### Dataset items:
>>

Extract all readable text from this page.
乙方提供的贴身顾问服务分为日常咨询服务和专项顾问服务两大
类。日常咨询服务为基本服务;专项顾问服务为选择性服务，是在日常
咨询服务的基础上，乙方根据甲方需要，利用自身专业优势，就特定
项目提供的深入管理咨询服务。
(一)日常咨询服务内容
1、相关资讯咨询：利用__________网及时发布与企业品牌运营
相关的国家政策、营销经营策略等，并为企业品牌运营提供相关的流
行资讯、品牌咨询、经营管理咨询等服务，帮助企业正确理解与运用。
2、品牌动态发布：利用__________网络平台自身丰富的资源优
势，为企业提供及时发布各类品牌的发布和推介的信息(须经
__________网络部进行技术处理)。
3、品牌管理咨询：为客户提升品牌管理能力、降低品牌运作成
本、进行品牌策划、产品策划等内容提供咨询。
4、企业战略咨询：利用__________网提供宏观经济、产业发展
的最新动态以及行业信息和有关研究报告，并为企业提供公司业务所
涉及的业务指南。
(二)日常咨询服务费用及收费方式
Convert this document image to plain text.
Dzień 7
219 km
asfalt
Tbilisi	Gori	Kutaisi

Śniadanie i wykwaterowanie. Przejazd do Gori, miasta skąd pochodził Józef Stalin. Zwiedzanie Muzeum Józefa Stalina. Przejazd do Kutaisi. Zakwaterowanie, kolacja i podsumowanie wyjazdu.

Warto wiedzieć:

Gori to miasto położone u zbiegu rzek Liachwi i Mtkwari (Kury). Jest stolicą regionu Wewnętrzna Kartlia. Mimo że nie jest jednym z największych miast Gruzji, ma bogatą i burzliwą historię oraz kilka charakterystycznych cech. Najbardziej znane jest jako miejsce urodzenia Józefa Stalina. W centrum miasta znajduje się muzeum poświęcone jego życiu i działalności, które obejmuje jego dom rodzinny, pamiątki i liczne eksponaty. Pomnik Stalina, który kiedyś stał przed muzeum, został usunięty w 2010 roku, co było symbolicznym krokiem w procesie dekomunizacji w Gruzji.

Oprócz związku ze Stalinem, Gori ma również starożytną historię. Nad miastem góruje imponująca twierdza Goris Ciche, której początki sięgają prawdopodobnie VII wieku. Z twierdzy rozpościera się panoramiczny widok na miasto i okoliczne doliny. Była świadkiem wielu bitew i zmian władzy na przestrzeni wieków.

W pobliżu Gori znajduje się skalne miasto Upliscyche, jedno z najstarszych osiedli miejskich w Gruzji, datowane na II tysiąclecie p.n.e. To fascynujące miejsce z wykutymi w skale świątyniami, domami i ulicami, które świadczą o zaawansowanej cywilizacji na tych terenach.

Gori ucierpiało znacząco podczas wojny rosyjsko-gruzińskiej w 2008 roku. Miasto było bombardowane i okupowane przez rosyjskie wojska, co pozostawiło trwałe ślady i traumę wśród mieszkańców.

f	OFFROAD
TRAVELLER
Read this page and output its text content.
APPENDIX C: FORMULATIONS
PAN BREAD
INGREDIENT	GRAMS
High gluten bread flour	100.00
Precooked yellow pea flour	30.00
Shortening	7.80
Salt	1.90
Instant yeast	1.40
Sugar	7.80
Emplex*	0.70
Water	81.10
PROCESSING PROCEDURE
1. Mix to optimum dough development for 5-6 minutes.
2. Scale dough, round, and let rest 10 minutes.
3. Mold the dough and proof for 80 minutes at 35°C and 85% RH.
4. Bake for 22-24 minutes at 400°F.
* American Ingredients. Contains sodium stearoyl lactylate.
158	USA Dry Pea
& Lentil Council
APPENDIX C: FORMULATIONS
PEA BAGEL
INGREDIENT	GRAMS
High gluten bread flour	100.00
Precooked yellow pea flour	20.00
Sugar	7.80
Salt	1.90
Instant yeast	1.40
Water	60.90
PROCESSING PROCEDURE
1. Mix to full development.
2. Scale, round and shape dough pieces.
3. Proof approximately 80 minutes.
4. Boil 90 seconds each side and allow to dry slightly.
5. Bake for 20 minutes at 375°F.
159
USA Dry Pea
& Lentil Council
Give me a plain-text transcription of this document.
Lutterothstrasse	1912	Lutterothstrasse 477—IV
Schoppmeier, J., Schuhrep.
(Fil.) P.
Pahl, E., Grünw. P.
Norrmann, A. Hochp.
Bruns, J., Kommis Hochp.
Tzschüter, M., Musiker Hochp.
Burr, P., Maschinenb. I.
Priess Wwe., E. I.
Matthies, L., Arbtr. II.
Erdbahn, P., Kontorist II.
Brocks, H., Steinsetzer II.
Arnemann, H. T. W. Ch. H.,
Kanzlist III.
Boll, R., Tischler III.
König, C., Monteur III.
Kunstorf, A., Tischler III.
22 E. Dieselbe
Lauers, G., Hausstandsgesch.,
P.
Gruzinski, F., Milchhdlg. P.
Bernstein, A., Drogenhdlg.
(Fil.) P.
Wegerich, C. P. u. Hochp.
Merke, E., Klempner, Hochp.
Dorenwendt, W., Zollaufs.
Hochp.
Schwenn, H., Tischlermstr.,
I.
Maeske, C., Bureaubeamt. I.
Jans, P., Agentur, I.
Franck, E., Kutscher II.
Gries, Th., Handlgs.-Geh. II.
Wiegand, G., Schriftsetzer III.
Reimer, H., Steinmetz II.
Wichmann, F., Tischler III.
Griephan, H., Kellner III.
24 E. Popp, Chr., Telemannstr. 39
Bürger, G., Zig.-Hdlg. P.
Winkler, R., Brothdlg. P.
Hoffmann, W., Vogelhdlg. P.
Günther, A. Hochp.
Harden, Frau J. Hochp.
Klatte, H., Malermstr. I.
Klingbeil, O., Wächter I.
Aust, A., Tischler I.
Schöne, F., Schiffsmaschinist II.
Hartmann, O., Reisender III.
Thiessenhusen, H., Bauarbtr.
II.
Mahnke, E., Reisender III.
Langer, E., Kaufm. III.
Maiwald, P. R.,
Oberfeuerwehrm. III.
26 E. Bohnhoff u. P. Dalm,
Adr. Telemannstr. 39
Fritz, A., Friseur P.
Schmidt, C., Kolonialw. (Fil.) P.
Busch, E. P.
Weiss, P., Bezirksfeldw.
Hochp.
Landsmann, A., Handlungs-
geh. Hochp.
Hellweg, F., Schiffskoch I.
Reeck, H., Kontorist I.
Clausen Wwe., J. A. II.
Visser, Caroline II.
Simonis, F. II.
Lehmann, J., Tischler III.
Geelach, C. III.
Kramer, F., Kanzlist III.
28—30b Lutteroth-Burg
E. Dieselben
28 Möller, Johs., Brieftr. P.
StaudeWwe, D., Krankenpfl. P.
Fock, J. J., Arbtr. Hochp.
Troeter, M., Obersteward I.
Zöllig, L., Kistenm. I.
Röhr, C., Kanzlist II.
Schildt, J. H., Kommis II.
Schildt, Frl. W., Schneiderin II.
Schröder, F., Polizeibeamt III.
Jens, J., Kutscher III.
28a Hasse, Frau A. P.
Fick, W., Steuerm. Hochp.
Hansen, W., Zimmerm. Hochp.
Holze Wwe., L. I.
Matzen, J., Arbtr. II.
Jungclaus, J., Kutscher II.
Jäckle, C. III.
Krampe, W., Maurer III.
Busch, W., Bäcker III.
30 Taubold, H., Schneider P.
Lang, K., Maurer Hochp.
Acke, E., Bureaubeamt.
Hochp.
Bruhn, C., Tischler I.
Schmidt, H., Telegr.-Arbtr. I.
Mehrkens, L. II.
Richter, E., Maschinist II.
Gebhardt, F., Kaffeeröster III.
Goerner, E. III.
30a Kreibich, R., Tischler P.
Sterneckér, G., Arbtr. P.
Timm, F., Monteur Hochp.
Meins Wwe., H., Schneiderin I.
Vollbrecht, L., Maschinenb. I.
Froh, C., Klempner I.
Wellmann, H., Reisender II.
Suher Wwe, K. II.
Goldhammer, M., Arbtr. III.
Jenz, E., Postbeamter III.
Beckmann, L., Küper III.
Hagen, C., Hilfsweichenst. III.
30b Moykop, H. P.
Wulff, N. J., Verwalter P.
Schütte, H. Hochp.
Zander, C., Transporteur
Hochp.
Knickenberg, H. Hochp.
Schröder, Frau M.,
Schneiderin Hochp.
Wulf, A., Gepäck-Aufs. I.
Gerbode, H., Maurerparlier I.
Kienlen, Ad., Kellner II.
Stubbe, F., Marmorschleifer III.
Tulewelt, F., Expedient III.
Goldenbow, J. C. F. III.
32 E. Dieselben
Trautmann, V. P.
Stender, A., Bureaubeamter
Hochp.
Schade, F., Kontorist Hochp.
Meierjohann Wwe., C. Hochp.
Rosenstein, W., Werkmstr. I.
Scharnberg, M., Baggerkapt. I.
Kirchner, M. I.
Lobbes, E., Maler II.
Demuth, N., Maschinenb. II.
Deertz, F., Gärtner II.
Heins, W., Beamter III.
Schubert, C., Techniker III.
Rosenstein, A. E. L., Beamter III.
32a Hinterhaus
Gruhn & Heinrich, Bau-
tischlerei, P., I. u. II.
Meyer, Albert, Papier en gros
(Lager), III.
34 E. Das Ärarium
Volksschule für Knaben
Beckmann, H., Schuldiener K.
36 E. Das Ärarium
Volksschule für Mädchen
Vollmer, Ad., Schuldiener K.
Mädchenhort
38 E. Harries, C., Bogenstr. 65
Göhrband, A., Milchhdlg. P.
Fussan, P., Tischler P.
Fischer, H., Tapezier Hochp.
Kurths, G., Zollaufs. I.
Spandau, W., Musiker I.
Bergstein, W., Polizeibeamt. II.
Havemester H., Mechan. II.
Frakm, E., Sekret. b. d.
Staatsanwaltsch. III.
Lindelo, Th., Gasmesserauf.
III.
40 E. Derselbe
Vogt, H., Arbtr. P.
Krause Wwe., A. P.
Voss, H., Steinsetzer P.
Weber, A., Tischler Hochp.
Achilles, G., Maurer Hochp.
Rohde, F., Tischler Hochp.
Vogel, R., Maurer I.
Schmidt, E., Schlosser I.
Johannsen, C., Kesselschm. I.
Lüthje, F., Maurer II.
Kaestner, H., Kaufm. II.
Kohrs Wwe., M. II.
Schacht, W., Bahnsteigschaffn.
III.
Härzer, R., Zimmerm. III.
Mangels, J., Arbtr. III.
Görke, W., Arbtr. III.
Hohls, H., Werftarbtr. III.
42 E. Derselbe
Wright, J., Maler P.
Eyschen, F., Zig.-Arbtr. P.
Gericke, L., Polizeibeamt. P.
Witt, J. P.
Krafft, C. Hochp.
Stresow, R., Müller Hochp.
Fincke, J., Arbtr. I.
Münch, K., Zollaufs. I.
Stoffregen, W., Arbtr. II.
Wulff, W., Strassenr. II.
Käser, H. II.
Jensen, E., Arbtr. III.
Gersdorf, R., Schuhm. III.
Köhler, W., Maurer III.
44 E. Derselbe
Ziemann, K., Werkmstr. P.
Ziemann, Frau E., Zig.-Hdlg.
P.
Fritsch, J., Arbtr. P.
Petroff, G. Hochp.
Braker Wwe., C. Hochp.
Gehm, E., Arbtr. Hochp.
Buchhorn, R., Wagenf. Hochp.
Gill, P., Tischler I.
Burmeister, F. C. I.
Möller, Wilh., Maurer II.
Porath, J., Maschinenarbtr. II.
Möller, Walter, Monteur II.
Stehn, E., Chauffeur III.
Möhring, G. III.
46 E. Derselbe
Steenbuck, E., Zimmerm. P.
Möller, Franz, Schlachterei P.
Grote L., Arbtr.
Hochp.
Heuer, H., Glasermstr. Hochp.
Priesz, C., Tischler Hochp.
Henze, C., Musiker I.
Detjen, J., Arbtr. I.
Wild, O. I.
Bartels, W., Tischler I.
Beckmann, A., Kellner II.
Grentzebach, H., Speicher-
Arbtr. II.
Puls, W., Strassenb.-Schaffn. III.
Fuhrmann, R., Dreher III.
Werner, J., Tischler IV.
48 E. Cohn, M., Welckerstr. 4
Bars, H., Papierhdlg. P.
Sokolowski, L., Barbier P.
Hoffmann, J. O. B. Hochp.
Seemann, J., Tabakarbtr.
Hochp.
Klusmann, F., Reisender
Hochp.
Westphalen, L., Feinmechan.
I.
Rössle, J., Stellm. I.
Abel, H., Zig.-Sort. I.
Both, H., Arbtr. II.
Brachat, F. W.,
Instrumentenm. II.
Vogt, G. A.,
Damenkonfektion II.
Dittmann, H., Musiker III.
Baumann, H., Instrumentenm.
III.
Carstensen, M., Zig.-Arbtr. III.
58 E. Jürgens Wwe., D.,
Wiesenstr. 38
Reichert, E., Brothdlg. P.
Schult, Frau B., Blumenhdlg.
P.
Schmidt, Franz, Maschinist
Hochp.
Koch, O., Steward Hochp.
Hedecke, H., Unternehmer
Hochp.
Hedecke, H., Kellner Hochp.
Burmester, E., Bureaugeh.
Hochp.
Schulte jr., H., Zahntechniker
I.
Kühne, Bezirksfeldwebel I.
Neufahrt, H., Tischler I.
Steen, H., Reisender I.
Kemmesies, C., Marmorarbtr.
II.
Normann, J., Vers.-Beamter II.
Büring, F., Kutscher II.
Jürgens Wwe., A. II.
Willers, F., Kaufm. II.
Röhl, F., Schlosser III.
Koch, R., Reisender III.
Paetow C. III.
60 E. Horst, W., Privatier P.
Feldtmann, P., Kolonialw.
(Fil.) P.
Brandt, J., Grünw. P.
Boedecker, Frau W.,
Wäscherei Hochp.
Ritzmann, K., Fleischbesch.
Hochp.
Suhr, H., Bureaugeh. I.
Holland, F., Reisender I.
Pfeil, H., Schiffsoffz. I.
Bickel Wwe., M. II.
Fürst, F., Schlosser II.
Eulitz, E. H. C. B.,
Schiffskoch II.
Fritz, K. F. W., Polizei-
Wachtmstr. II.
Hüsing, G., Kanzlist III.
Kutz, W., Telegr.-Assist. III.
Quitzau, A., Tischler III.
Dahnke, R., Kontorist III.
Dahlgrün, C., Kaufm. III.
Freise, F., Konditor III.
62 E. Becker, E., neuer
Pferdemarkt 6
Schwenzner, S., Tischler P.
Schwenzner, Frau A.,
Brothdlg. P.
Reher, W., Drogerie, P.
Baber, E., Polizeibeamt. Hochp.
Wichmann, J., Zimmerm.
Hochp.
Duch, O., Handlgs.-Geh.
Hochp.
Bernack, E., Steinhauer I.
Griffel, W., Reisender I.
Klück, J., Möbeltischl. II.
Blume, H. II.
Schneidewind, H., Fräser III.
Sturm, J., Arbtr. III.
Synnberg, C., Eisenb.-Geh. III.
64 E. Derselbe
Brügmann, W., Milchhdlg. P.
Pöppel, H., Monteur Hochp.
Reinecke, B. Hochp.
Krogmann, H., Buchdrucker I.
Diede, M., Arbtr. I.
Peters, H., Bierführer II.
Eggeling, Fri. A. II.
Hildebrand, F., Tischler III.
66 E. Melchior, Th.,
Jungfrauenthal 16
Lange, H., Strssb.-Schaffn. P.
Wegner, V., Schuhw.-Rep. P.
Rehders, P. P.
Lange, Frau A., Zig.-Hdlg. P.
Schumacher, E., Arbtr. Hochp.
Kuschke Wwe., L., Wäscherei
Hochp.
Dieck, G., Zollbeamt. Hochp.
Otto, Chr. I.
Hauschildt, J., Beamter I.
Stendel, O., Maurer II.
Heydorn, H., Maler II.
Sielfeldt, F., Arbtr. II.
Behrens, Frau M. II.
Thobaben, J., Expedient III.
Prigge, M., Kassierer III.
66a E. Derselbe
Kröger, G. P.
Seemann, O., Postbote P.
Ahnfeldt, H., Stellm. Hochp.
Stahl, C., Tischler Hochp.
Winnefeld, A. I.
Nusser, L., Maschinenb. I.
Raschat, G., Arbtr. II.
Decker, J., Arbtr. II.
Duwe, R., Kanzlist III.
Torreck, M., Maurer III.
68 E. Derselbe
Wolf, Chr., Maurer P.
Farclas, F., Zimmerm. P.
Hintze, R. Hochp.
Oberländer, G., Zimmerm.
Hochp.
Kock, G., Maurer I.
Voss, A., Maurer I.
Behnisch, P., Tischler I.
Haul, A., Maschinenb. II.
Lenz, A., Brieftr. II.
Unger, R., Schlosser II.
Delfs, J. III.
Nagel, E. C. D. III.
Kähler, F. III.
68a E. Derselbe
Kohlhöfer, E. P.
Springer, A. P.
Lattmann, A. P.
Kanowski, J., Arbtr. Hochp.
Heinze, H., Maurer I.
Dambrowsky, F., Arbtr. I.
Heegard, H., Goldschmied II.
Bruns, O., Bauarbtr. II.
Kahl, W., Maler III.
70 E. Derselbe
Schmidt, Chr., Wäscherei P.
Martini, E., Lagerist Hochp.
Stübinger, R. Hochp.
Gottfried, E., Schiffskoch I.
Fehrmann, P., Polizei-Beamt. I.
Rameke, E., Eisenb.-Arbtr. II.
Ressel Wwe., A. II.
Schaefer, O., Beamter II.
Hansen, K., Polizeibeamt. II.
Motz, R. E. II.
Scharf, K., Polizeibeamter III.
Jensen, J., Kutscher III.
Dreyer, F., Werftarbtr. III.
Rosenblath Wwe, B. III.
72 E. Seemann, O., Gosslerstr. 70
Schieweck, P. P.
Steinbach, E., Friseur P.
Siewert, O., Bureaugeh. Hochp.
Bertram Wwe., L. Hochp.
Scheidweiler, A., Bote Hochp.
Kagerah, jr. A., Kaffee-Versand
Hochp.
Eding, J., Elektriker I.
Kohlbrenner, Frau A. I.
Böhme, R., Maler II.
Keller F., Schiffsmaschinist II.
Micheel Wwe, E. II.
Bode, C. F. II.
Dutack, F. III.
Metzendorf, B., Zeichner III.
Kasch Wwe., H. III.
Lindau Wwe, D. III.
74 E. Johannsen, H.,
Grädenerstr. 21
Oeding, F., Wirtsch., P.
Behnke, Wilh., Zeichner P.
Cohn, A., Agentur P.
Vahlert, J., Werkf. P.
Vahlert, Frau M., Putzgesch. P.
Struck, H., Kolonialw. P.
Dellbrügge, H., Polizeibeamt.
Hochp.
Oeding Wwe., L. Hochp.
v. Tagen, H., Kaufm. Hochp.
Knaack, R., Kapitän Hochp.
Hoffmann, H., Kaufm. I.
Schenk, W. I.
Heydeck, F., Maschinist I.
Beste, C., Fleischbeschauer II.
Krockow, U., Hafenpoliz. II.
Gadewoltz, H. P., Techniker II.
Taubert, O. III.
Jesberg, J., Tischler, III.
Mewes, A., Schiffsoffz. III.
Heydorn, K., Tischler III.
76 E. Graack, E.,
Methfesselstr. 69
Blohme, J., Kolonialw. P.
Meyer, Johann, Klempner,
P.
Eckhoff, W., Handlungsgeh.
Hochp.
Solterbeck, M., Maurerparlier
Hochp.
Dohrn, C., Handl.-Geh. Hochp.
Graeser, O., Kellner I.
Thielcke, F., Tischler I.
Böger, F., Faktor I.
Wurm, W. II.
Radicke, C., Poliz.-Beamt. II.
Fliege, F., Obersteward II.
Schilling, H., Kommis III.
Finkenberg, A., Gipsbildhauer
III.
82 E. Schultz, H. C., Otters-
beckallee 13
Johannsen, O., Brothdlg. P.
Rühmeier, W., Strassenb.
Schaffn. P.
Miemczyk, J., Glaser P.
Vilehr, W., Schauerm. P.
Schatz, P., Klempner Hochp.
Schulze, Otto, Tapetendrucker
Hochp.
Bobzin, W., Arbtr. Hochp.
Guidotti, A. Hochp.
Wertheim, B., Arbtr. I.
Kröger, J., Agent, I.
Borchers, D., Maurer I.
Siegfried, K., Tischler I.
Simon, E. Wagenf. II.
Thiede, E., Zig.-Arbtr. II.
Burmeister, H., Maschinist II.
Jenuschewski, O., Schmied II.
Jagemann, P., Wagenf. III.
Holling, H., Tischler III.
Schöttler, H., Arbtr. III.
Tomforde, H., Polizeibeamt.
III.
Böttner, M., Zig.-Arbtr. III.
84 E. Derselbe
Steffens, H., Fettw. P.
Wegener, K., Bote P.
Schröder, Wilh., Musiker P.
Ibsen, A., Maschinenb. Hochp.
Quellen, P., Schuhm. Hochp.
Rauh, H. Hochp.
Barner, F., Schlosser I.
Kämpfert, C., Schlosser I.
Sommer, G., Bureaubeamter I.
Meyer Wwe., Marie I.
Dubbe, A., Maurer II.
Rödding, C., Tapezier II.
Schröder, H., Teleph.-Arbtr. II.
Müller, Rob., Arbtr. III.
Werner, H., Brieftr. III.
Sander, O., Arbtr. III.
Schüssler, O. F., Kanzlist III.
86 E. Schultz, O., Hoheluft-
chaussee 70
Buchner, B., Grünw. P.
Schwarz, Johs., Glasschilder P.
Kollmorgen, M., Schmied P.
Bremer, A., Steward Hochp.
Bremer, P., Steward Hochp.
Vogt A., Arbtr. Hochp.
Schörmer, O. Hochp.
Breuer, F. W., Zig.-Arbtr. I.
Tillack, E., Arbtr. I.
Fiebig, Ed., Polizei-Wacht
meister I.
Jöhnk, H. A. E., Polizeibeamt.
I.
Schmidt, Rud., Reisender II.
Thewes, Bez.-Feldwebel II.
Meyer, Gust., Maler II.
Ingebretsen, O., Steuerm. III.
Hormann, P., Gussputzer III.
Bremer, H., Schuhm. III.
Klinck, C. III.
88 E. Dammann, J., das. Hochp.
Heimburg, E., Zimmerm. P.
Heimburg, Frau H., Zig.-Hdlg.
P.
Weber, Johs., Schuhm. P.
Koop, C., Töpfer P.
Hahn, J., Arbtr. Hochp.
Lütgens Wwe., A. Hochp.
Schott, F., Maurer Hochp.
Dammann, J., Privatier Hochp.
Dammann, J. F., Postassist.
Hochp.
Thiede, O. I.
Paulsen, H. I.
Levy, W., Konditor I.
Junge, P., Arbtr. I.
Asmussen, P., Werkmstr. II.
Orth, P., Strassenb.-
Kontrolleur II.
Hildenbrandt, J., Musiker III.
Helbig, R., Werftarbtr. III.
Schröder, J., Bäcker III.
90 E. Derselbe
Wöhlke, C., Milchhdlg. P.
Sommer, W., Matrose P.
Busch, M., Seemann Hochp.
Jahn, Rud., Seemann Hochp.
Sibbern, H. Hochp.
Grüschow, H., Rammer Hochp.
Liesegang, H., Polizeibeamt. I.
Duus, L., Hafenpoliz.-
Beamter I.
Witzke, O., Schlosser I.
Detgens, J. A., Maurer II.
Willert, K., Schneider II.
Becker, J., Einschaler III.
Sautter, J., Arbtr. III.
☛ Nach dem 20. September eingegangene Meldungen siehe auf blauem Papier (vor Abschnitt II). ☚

<<

Provide solely the number of lines in the data that include the word "Hafenpoliz".

### EXPECTED OUTPUT:
2